* Provided entries
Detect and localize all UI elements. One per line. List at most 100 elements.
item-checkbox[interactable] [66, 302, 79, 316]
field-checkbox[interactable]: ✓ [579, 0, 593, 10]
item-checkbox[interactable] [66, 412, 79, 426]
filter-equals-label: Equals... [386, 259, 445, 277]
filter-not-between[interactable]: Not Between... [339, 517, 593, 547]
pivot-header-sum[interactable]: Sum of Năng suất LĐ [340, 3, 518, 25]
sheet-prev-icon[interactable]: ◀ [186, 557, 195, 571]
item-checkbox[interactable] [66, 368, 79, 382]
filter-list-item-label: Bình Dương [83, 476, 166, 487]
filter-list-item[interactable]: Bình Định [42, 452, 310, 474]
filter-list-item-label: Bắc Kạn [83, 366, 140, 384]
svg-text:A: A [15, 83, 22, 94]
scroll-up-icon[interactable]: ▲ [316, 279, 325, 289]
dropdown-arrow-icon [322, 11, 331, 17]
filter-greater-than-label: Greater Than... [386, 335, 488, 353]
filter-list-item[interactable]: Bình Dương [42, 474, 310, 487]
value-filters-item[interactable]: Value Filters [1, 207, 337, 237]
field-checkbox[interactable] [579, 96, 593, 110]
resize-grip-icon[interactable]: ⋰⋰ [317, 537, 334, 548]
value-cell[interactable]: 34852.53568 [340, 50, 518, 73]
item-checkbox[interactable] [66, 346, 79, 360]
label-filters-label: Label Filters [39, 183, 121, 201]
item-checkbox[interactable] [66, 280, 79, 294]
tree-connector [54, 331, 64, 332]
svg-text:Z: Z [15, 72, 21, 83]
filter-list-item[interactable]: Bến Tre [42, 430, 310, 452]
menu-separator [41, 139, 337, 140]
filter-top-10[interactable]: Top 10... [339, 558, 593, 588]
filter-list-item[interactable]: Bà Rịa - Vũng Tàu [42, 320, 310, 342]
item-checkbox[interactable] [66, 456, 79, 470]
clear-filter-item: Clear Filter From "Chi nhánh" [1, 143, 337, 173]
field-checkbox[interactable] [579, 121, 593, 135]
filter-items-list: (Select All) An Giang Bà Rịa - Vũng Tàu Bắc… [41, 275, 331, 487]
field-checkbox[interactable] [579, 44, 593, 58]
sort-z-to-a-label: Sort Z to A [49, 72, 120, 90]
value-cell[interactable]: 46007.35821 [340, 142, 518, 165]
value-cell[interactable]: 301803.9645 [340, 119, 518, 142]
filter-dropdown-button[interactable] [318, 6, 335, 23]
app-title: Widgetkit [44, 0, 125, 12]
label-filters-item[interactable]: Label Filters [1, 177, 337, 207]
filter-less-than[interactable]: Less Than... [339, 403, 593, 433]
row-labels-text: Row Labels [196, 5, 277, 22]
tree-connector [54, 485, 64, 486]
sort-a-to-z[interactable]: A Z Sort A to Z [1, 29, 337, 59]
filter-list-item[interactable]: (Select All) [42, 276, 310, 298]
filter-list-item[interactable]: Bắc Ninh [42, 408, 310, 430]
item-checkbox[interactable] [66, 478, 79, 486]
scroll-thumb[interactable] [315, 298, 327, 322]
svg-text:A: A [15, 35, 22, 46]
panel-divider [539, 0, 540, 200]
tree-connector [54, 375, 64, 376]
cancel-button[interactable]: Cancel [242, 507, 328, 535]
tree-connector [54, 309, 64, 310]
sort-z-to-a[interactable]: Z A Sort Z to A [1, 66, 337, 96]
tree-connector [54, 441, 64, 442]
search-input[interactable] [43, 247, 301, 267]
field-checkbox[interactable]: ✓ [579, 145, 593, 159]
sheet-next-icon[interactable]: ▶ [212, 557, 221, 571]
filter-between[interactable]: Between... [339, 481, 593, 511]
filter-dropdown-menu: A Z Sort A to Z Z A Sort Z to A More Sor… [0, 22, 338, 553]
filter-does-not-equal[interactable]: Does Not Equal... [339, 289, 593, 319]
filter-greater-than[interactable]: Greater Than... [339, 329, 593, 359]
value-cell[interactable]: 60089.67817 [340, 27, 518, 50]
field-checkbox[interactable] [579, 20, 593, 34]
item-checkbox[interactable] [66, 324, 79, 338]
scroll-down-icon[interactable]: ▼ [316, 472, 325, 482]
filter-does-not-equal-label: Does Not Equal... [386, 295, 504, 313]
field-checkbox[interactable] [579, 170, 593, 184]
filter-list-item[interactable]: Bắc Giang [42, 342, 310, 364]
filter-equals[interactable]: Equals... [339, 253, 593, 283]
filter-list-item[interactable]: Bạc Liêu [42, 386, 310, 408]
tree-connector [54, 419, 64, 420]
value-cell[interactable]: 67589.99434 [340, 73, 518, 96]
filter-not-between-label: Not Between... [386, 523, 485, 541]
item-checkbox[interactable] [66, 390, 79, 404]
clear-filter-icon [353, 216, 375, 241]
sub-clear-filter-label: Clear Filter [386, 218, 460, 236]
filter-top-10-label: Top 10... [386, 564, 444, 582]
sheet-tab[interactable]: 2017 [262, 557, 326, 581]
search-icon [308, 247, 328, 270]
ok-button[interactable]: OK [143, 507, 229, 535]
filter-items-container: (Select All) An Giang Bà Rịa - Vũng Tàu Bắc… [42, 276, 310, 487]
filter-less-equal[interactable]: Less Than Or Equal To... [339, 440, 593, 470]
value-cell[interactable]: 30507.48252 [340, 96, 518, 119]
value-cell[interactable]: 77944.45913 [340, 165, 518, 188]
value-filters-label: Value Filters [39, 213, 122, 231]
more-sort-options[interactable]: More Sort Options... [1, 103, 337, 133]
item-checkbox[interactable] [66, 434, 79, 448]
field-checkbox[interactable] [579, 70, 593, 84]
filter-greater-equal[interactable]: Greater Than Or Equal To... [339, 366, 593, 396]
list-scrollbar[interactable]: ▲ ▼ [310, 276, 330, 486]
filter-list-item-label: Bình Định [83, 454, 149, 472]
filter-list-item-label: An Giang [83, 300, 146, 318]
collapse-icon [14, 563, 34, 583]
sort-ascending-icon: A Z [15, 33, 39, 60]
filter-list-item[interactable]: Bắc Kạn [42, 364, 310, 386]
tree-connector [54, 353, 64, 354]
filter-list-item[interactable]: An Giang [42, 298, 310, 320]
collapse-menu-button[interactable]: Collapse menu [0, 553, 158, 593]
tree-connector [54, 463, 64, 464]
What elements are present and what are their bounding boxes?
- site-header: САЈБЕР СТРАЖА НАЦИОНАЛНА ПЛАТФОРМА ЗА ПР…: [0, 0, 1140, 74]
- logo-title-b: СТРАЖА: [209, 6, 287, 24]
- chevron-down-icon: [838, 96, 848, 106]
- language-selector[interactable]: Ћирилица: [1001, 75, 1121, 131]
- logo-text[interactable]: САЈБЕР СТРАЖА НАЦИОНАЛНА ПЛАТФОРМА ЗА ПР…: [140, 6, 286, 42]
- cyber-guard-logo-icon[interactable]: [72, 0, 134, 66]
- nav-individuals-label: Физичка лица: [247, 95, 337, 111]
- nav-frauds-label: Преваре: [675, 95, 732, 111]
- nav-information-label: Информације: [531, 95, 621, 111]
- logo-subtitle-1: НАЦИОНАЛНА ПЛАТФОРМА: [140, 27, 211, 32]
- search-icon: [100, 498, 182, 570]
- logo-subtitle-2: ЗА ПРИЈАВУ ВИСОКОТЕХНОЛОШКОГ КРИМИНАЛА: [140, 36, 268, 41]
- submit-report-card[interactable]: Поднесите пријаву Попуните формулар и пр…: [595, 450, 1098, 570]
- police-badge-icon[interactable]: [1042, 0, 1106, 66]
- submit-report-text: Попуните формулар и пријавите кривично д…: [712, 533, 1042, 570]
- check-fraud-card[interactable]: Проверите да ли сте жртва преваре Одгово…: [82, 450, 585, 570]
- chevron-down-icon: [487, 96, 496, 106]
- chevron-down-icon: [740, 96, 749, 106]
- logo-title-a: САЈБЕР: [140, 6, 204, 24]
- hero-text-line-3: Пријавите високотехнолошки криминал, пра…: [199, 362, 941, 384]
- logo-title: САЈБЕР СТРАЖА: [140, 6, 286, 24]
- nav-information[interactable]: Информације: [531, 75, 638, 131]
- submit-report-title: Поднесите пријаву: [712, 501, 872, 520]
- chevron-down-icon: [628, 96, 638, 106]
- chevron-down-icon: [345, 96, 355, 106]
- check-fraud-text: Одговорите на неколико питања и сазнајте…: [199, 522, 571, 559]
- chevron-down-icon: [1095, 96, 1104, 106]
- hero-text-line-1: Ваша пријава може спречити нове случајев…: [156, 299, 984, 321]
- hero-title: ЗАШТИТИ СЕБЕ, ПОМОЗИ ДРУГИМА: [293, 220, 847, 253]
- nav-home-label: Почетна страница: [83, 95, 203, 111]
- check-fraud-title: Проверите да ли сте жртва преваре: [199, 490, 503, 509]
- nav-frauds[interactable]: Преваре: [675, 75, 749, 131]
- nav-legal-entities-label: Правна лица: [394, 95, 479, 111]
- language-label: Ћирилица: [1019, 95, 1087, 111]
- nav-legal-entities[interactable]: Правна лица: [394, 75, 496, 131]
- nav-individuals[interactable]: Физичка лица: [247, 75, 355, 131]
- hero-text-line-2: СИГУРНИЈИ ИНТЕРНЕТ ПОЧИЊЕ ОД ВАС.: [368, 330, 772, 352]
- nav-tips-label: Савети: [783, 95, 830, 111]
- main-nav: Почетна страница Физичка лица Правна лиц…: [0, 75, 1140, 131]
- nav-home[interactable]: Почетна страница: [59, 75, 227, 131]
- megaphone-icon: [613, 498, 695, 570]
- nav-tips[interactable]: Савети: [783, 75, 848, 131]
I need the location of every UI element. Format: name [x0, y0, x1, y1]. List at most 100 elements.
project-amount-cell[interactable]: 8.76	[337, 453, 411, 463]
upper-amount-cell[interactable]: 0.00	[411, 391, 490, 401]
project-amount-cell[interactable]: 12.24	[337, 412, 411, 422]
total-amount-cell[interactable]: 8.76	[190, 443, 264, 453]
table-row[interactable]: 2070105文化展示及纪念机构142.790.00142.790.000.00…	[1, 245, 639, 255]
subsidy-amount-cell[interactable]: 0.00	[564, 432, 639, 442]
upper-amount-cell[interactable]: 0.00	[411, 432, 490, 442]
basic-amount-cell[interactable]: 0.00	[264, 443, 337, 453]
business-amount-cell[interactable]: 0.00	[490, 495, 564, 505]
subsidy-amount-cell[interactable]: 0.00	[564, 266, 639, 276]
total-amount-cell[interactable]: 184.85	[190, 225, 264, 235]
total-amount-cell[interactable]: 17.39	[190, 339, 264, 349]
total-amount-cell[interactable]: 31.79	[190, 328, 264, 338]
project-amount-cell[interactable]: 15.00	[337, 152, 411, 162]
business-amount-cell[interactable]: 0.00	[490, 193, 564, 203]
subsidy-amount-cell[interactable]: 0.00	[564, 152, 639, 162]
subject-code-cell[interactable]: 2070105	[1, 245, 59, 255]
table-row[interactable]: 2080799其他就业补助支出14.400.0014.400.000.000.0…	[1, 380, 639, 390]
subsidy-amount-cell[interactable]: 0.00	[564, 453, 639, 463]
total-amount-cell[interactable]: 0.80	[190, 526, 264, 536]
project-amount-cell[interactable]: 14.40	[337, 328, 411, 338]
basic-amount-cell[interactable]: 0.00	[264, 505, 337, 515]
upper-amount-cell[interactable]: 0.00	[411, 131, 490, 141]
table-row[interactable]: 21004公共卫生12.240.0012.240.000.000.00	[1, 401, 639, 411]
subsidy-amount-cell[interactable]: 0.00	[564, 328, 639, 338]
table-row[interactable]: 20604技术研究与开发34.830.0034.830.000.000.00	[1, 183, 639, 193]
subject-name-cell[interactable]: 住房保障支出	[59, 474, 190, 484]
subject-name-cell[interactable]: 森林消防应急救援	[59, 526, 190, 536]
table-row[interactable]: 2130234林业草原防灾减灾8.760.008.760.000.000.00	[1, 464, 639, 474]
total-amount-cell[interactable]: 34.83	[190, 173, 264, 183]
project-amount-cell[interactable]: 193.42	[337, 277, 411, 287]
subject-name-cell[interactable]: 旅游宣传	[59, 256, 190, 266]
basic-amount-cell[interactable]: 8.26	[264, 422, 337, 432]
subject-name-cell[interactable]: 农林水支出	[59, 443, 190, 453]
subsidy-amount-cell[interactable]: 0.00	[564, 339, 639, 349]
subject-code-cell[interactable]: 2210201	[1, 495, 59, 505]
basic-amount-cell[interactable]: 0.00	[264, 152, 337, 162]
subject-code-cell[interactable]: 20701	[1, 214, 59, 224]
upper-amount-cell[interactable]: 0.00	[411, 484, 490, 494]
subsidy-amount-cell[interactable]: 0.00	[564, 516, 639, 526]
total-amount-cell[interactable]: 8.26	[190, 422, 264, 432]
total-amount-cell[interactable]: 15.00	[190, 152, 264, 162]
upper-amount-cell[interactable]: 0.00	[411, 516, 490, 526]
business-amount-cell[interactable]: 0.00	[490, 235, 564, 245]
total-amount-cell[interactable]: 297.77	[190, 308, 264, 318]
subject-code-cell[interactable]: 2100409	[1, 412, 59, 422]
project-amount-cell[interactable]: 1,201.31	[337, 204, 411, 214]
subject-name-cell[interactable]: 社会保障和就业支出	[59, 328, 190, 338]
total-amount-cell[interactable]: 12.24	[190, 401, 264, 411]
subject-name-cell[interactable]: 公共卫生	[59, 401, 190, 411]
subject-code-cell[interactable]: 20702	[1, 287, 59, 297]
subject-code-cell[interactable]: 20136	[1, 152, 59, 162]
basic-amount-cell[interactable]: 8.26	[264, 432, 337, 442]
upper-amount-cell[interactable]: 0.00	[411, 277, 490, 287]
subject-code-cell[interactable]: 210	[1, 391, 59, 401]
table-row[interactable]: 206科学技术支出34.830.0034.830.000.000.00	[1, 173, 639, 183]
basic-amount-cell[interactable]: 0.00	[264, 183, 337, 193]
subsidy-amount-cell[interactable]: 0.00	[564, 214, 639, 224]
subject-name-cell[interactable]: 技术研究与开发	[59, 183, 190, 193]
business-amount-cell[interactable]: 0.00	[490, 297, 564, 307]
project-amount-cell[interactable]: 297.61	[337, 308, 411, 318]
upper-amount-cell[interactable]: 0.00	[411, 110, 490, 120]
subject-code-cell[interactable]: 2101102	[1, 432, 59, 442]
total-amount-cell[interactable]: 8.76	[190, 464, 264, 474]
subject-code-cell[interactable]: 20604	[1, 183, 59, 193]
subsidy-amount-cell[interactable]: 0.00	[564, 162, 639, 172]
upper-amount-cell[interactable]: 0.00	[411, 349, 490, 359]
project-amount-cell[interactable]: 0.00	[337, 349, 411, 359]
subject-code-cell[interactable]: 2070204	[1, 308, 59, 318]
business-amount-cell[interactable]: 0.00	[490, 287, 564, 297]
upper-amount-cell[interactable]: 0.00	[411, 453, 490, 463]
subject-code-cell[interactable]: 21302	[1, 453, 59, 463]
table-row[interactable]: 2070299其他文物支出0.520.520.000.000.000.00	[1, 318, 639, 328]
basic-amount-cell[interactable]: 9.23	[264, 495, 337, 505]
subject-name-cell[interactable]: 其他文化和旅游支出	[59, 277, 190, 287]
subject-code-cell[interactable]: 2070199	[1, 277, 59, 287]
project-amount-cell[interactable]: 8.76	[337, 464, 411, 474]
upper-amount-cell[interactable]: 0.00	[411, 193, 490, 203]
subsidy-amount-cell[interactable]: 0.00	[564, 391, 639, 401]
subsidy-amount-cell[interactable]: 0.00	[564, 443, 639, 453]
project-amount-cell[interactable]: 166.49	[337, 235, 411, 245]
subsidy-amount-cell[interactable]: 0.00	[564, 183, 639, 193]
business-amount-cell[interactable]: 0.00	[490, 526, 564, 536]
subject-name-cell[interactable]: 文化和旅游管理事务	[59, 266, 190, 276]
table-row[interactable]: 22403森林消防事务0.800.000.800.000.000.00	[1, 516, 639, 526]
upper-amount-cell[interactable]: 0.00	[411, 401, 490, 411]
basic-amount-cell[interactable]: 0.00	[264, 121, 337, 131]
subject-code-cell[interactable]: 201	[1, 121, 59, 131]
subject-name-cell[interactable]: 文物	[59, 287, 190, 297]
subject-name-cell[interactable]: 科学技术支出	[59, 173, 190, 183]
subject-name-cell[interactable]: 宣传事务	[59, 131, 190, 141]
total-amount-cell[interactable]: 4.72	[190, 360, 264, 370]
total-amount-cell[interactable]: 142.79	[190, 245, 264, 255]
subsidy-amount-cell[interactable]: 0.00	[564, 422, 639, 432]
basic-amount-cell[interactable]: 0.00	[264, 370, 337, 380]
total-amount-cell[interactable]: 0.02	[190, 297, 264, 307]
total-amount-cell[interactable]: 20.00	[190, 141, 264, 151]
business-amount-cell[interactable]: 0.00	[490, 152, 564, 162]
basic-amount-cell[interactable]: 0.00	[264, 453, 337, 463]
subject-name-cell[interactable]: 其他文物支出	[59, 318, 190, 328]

* Job
Rewrite the records from their first line through the line containing "tree-connector [54, 331, 64, 332]", changing every "item-checkbox" to "row-checkbox" and leaving everything else as it is. Give only those lines.

* Exercise response
Detect and localize all UI elements. One per line. List at most 100 elements.
row-checkbox[interactable] [66, 302, 79, 316]
field-checkbox[interactable]: ✓ [579, 0, 593, 10]
row-checkbox[interactable] [66, 412, 79, 426]
filter-equals-label: Equals... [386, 259, 445, 277]
filter-not-between[interactable]: Not Between... [339, 517, 593, 547]
pivot-header-sum[interactable]: Sum of Năng suất LĐ [340, 3, 518, 25]
sheet-prev-icon[interactable]: ◀ [186, 557, 195, 571]
row-checkbox[interactable] [66, 368, 79, 382]
filter-list-item-label: Bình Dương [83, 476, 166, 487]
filter-list-item[interactable]: Bình Định [42, 452, 310, 474]
filter-list-item-label: Bắc Kạn [83, 366, 140, 384]
svg-text:A: A [15, 83, 22, 94]
scroll-up-icon[interactable]: ▲ [316, 279, 325, 289]
dropdown-arrow-icon [322, 11, 331, 17]
filter-greater-than-label: Greater Than... [386, 335, 488, 353]
filter-list-item[interactable]: Bình Dương [42, 474, 310, 487]
value-filters-item[interactable]: Value Filters [1, 207, 337, 237]
field-checkbox[interactable] [579, 96, 593, 110]
resize-grip-icon[interactable]: ⋰⋰ [317, 537, 334, 548]
value-cell[interactable]: 34852.53568 [340, 50, 518, 73]
row-checkbox[interactable] [66, 346, 79, 360]
label-filters-label: Label Filters [39, 183, 121, 201]
row-checkbox[interactable] [66, 280, 79, 294]
tree-connector [54, 331, 64, 332]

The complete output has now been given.